--- Start Data in this exercise ---

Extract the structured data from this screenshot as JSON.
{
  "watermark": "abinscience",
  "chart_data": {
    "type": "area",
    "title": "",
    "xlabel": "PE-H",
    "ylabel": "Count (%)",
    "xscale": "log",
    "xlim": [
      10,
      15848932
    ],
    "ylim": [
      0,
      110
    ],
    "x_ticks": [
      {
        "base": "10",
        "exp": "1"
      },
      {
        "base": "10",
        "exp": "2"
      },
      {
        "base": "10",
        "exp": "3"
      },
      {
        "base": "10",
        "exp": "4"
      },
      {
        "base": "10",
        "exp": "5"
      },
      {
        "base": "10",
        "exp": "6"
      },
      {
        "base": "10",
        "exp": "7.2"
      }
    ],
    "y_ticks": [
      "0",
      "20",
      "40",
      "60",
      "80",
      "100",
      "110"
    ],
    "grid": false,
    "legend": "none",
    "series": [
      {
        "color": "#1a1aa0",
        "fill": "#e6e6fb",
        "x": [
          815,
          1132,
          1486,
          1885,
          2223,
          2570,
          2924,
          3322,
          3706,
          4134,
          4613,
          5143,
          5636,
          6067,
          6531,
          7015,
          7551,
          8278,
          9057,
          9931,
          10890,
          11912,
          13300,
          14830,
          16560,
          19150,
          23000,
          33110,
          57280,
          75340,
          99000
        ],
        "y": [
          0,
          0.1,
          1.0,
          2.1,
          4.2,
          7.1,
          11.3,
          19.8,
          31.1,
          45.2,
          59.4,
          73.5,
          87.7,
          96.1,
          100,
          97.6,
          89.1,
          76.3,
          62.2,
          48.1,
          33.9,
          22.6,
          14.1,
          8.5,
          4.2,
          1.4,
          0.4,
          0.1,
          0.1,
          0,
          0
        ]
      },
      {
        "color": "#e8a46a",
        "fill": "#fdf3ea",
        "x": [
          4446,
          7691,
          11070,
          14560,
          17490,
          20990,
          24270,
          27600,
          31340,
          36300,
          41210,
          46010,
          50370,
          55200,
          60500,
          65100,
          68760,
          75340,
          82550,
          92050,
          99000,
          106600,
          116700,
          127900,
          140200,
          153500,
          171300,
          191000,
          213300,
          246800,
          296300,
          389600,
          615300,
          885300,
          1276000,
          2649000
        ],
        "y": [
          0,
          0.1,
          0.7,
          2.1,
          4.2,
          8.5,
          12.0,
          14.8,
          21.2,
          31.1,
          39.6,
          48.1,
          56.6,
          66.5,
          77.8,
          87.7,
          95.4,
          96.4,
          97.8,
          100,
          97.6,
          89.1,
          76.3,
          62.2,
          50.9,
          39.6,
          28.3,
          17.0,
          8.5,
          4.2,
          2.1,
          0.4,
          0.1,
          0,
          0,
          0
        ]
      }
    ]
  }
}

--- End Data in this exercise ---

— Task goal —
All of the entries above must be quoted exactly.

— Answer for the task —
Extract the structured data from this screenshot as JSON.
{
  "watermark": "abinscience",
  "chart_data": {
    "type": "area",
    "title": "",
    "xlabel": "PE-H",
    "ylabel": "Count (%)",
    "xscale": "log",
    "xlim": [
      10,
      15848932
    ],
    "ylim": [
      0,
      110
    ],
    "x_ticks": [
      {
        "base": "10",
        "exp": "1"
      },
      {
        "base": "10",
        "exp": "2"
      },
      {
        "base": "10",
        "exp": "3"
      },
      {
        "base": "10",
        "exp": "4"
      },
      {
        "base": "10",
        "exp": "5"
      },
      {
        "base": "10",
        "exp": "6"
      },
      {
        "base": "10",
        "exp": "7.2"
      }
    ],
    "y_ticks": [
      "0",
      "20",
      "40",
      "60",
      "80",
      "100",
      "110"
    ],
    "grid": false,
    "legend": "none",
    "series": [
      {
        "color": "#1a1aa0",
        "fill": "#e6e6fb",
        "x": [
          815,
          1132,
          1486,
          1885,
          2223,
          2570,
          2924,
          3322,
          3706,
          4134,
          4613,
          5143,
          5636,
          6067,
          6531,
          7015,
          7551,
          8278,
          9057,
          9931,
          10890,
          11912,
          13300,
          14830,
          16560,
          19150,
          23000,
          33110,
          57280,
          75340,
          99000
        ],
        "y": [
          0,
          0.1,
          1.0,
          2.1,
          4.2,
          7.1,
          11.3,
          19.8,
          31.1,
          45.2,
          59.4,
          73.5,
          87.7,
          96.1,
          100,
          97.6,
          89.1,
          76.3,
          62.2,
          48.1,
          33.9,
          22.6,
          14.1,
          8.5,
          4.2,
          1.4,
          0.4,
          0.1,
          0.1,
          0,
          0
        ]
      },
      {
        "color": "#e8a46a",
        "fill": "#fdf3ea",
        "x": [
          4446,
          7691,
          11070,
          14560,
          17490,
          20990,
          24270,
          27600,
          31340,
          36300,
          41210,
          46010,
          50370,
          55200,
          60500,
          65100,
          68760,
          75340,
          82550,
          92050,
          99000,
          106600,
          116700,
          127900,
          140200,
          153500,
          171300,
          191000,
          213300,
          246800,
          296300,
          389600,
          615300,
          885300,
          1276000,
          2649000
        ],
        "y": [
          0,
          0.1,
          0.7,
          2.1,
          4.2,
          8.5,
          12.0,
          14.8,
          21.2,
          31.1,
          39.6,
          48.1,
          56.6,
          66.5,
          77.8,
          87.7,
          95.4,
          96.4,
          97.8,
          100,
          97.6,
          89.1,
          76.3,
          62.2,
          50.9,
          39.6,
          28.3,
          17.0,
          8.5,
          4.2,
          2.1,
          0.4,
          0.1,
          0,
          0,
          0
        ]
      }
    ]
  }
}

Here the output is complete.